### Task prompt
Go through the records and give each one again exactly.

☆ ☆ ☆

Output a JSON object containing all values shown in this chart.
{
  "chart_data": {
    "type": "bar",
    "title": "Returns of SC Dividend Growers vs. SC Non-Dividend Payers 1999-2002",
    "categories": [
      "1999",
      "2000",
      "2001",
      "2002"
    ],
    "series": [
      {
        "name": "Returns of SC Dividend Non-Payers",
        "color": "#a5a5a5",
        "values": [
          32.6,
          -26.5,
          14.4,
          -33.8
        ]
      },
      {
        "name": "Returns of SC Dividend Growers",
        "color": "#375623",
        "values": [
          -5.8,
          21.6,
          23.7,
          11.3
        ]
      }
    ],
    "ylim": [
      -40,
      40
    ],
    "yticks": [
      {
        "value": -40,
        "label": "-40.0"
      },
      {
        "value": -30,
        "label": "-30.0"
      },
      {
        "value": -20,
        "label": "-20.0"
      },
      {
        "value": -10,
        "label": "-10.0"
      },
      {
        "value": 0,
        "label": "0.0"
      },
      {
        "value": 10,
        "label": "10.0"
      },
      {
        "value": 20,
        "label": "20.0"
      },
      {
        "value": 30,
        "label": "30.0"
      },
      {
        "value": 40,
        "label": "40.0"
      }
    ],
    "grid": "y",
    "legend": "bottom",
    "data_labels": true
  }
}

☆ ☆ ☆

### Answer to this exercise
Output a JSON object containing all values shown in this chart.
{
  "chart_data": {
    "type": "bar",
    "title": "Returns of SC Dividend Growers vs. SC Non-Dividend Payers 1999-2002",
    "categories": [
      "1999",
      "2000",
      "2001",
      "2002"
    ],
    "series": [
      {
        "name": "Returns of SC Dividend Non-Payers",
        "color": "#a5a5a5",
        "values": [
          32.6,
          -26.5,
          14.4,
          -33.8
        ]
      },
      {
        "name": "Returns of SC Dividend Growers",
        "color": "#375623",
        "values": [
          -5.8,
          21.6,
          23.7,
          11.3
        ]
      }
    ],
    "ylim": [
      -40,
      40
    ],
    "yticks": [
      {
        "value": -40,
        "label": "-40.0"
      },
      {
        "value": -30,
        "label": "-30.0"
      },
      {
        "value": -20,
        "label": "-20.0"
      },
      {
        "value": -10,
        "label": "-10.0"
      },
      {
        "value": 0,
        "label": "0.0"
      },
      {
        "value": 10,
        "label": "10.0"
      },
      {
        "value": 20,
        "label": "20.0"
      },
      {
        "value": 30,
        "label": "30.0"
      },
      {
        "value": 40,
        "label": "40.0"
      }
    ],
    "grid": "y",
    "legend": "bottom",
    "data_labels": true
  }
}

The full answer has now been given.